Materials provided:

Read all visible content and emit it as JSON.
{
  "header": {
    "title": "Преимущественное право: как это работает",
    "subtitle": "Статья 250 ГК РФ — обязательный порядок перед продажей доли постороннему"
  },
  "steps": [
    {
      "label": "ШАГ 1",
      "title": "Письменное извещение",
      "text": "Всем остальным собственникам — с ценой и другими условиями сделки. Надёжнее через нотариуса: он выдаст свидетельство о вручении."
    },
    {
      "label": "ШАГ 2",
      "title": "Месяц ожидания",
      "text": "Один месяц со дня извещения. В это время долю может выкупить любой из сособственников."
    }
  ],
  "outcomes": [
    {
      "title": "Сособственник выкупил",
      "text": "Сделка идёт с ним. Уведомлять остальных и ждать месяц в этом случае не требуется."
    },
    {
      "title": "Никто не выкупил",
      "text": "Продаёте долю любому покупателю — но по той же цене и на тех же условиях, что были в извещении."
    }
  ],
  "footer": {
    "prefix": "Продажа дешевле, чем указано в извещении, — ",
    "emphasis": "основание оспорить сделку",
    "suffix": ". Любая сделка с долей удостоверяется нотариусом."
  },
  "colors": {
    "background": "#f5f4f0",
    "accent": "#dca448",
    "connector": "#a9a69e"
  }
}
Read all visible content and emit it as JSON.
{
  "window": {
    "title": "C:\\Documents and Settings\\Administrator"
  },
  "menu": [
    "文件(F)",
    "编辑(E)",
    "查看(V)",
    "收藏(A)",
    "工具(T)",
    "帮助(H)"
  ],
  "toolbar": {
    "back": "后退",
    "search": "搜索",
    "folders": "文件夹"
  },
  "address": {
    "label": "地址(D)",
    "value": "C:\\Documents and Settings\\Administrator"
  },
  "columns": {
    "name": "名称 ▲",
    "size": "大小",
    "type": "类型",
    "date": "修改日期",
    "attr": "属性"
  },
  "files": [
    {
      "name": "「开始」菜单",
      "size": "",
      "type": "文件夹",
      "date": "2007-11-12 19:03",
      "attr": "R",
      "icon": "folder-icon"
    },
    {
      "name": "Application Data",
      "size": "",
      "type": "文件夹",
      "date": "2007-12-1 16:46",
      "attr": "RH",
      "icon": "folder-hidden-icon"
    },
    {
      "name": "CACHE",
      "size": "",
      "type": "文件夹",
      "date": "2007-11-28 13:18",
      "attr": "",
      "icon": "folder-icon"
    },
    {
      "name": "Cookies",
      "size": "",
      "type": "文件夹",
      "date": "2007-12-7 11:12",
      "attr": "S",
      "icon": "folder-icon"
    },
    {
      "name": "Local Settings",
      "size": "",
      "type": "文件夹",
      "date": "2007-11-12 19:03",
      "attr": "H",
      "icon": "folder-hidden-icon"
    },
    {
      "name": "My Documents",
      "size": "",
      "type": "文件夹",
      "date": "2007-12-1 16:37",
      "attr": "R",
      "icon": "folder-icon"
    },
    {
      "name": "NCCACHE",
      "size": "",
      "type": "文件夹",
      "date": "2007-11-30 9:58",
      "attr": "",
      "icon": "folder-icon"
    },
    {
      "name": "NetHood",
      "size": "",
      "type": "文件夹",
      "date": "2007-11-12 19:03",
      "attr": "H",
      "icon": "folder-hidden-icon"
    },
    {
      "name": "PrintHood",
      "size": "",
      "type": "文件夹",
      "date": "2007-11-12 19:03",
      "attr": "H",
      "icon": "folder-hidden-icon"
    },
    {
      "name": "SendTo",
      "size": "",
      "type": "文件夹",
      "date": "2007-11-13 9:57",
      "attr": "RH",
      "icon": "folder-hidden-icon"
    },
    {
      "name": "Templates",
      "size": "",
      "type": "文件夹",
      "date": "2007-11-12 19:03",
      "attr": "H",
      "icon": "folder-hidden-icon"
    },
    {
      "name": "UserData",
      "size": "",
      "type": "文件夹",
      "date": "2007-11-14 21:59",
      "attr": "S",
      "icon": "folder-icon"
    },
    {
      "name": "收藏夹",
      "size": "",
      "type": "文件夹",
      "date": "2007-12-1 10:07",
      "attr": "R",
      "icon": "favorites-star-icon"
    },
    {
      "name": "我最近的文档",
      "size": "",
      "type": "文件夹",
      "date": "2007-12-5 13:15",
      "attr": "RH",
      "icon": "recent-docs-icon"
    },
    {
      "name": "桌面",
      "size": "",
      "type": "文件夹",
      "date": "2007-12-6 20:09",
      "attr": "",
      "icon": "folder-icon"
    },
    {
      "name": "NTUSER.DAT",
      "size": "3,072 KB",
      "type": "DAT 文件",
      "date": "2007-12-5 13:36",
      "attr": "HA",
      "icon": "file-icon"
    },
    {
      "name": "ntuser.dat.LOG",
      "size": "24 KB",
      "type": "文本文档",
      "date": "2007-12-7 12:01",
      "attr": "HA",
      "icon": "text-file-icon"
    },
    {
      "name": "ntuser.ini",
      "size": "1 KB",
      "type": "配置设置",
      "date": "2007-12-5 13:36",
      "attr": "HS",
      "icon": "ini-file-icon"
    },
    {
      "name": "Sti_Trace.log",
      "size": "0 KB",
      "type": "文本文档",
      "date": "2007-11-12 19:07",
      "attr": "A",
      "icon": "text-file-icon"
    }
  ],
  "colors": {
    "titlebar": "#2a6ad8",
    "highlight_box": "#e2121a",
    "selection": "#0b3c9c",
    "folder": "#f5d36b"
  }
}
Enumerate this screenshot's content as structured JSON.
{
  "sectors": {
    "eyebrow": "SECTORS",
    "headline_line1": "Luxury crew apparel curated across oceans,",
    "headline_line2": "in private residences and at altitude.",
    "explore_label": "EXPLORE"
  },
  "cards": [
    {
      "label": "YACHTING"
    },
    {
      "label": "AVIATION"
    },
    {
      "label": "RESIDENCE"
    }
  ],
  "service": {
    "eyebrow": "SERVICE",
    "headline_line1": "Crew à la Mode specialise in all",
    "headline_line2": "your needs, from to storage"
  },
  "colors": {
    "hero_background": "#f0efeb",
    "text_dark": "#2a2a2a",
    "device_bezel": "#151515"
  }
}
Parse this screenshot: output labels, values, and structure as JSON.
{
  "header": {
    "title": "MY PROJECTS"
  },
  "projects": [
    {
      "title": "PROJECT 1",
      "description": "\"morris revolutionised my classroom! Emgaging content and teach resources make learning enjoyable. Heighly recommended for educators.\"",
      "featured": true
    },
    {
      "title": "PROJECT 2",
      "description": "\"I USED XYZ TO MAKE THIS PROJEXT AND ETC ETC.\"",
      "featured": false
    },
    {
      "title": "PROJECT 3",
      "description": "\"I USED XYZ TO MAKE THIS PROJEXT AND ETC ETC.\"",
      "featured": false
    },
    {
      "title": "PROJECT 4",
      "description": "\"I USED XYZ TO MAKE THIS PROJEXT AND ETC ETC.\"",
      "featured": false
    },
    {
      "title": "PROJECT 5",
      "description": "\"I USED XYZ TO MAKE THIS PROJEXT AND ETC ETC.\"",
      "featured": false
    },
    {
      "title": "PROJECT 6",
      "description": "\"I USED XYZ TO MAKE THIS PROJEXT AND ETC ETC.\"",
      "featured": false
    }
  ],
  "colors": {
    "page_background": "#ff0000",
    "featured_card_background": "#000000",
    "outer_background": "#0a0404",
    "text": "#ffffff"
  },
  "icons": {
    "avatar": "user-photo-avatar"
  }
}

Description of the task: Without leaving anything out, quote all the data.

Solution to this exercise:
Read all visible content and emit it as JSON.
{
  "header": {
    "title": "Преимущественное право: как это работает",
    "subtitle": "Статья 250 ГК РФ — обязательный порядок перед продажей доли постороннему"
  },
  "steps": [
    {
      "label": "ШАГ 1",
      "title": "Письменное извещение",
      "text": "Всем остальным собственникам — с ценой и другими условиями сделки. Надёжнее через нотариуса: он выдаст свидетельство о вручении."
    },
    {
      "label": "ШАГ 2",
      "title": "Месяц ожидания",
      "text": "Один месяц со дня извещения. В это время долю может выкупить любой из сособственников."
    }
  ],
  "outcomes": [
    {
      "title": "Сособственник выкупил",
      "text": "Сделка идёт с ним. Уведомлять остальных и ждать месяц в этом случае не требуется."
    },
    {
      "title": "Никто не выкупил",
      "text": "Продаёте долю любому покупателю — но по той же цене и на тех же условиях, что были в извещении."
    }
  ],
  "footer": {
    "prefix": "Продажа дешевле, чем указано в извещении, — ",
    "emphasis": "основание оспорить сделку",
    "suffix": ". Любая сделка с долей удостоверяется нотариусом."
  },
  "colors": {
    "background": "#f5f4f0",
    "accent": "#dca448",
    "connector": "#a9a69e"
  }
}
Read all visible content and emit it as JSON.
{
  "window": {
    "title": "C:\\Documents and Settings\\Administrator"
  },
  "menu": [
    "文件(F)",
    "编辑(E)",
    "查看(V)",
    "收藏(A)",
    "工具(T)",
    "帮助(H)"
  ],
  "toolbar": {
    "back": "后退",
    "search": "搜索",
    "folders": "文件夹"
  },
  "address": {
    "label": "地址(D)",
    "value": "C:\\Documents and Settings\\Administrator"
  },
  "columns": {
    "name": "名称 ▲",
    "size": "大小",
    "type": "类型",
    "date": "修改日期",
    "attr": "属性"
  },
  "files": [
    {
      "name": "「开始」菜单",
      "size": "",
      "type": "文件夹",
      "date": "2007-11-12 19:03",
      "attr": "R",
      "icon": "folder-icon"
    },
    {
      "name": "Application Data",
      "size": "",
      "type": "文件夹",
      "date": "2007-12-1 16:46",
      "attr": "RH",
      "icon": "folder-hidden-icon"
    },
    {
      "name": "CACHE",
      "size": "",
      "type": "文件夹",
      "date": "2007-11-28 13:18",
      "attr": "",
      "icon": "folder-icon"
    },
    {
      "name": "Cookies",
      "size": "",
      "type": "文件夹",
      "date": "2007-12-7 11:12",
      "attr": "S",
      "icon": "folder-icon"
    },
    {
      "name": "Local Settings",
      "size": "",
      "type": "文件夹",
      "date": "2007-11-12 19:03",
      "attr": "H",
      "icon": "folder-hidden-icon"
    },
    {
      "name": "My Documents",
      "size": "",
      "type": "文件夹",
      "date": "2007-12-1 16:37",
      "attr": "R",
      "icon": "folder-icon"
    },
    {
      "name": "NCCACHE",
      "size": "",
      "type": "文件夹",
      "date": "2007-11-30 9:58",
      "attr": "",
      "icon": "folder-icon"
    },
    {
      "name": "NetHood",
      "size": "",
      "type": "文件夹",
      "date": "2007-11-12 19:03",
      "attr": "H",
      "icon": "folder-hidden-icon"
    },
    {
      "name": "PrintHood",
      "size": "",
      "type": "文件夹",
      "date": "2007-11-12 19:03",
      "attr": "H",
      "icon": "folder-hidden-icon"
    },
    {
      "name": "SendTo",
      "size": "",
      "type": "文件夹",
      "date": "2007-11-13 9:57",
      "attr": "RH",
      "icon": "folder-hidden-icon"
    },
    {
      "name": "Templates",
      "size": "",
      "type": "文件夹",
      "date": "2007-11-12 19:03",
      "attr": "H",
      "icon": "folder-hidden-icon"
    },
    {
      "name": "UserData",
      "size": "",
      "type": "文件夹",
      "date": "2007-11-14 21:59",
      "attr": "S",
      "icon": "folder-icon"
    },
    {
      "name": "收藏夹",
      "size": "",
      "type": "文件夹",
      "date": "2007-12-1 10:07",
      "attr": "R",
      "icon": "favorites-star-icon"
    },
    {
      "name": "我最近的文档",
      "size": "",
      "type": "文件夹",
      "date": "2007-12-5 13:15",
      "attr": "RH",
      "icon": "recent-docs-icon"
    },
    {
      "name": "桌面",
      "size": "",
      "type": "文件夹",
      "date": "2007-12-6 20:09",
      "attr": "",
      "icon": "folder-icon"
    },
    {
      "name": "NTUSER.DAT",
      "size": "3,072 KB",
      "type": "DAT 文件",
      "date": "2007-12-5 13:36",
      "attr": "HA",
      "icon": "file-icon"
    },
    {
      "name": "ntuser.dat.LOG",
      "size": "24 KB",
      "type": "文本文档",
      "date": "2007-12-7 12:01",
      "attr": "HA",
      "icon": "text-file-icon"
    },
    {
      "name": "ntuser.ini",
      "size": "1 KB",
      "type": "配置设置",
      "date": "2007-12-5 13:36",
      "attr": "HS",
      "icon": "ini-file-icon"
    },
    {
      "name": "Sti_Trace.log",
      "size": "0 KB",
      "type": "文本文档",
      "date": "2007-11-12 19:07",
      "attr": "A",
      "icon": "text-file-icon"
    }
  ],
  "colors": {
    "titlebar": "#2a6ad8",
    "highlight_box": "#e2121a",
    "selection": "#0b3c9c",
    "folder": "#f5d36b"
  }
}
Enumerate this screenshot's content as structured JSON.
{
  "sectors": {
    "eyebrow": "SECTORS",
    "headline_line1": "Luxury crew apparel curated across oceans,",
    "headline_line2": "in private residences and at altitude.",
    "explore_label": "EXPLORE"
  },
  "cards": [
    {
      "label": "YACHTING"
    },
    {
      "label": "AVIATION"
    },
    {
      "label": "RESIDENCE"
    }
  ],
  "service": {
    "eyebrow": "SERVICE",
    "headline_line1": "Crew à la Mode specialise in all",
    "headline_line2": "your needs, from to storage"
  },
  "colors": {
    "hero_background": "#f0efeb",
    "text_dark": "#2a2a2a",
    "device_bezel": "#151515"
  }
}
Parse this screenshot: output labels, values, and structure as JSON.
{
  "header": {
    "title": "MY PROJECTS"
  },
  "projects": [
    {
      "title": "PROJECT 1",
      "description": "\"morris revolutionised my classroom! Emgaging content and teach resources make learning enjoyable. Heighly recommended for educators.\"",
      "featured": true
    },
    {
      "title": "PROJECT 2",
      "description": "\"I USED XYZ TO MAKE THIS PROJEXT AND ETC ETC.\"",
      "featured": false
    },
    {
      "title": "PROJECT 3",
      "description": "\"I USED XYZ TO MAKE THIS PROJEXT AND ETC ETC.\"",
      "featured": false
    },
    {
      "title": "PROJECT 4",
      "description": "\"I USED XYZ TO MAKE THIS PROJEXT AND ETC ETC.\"",
      "featured": false
    },
    {
      "title": "PROJECT 5",
      "description": "\"I USED XYZ TO MAKE THIS PROJEXT AND ETC ETC.\"",
      "featured": false
    },
    {
      "title": "PROJECT 6",
      "description": "\"I USED XYZ TO MAKE THIS PROJEXT AND ETC ETC.\"",
      "featured": false
    }
  ],
  "colors": {
    "page_background": "#ff0000",
    "featured_card_background": "#000000",
    "outer_background": "#0a0404",
    "text": "#ffffff"
  },
  "icons": {
    "avatar": "user-photo-avatar"
  }
}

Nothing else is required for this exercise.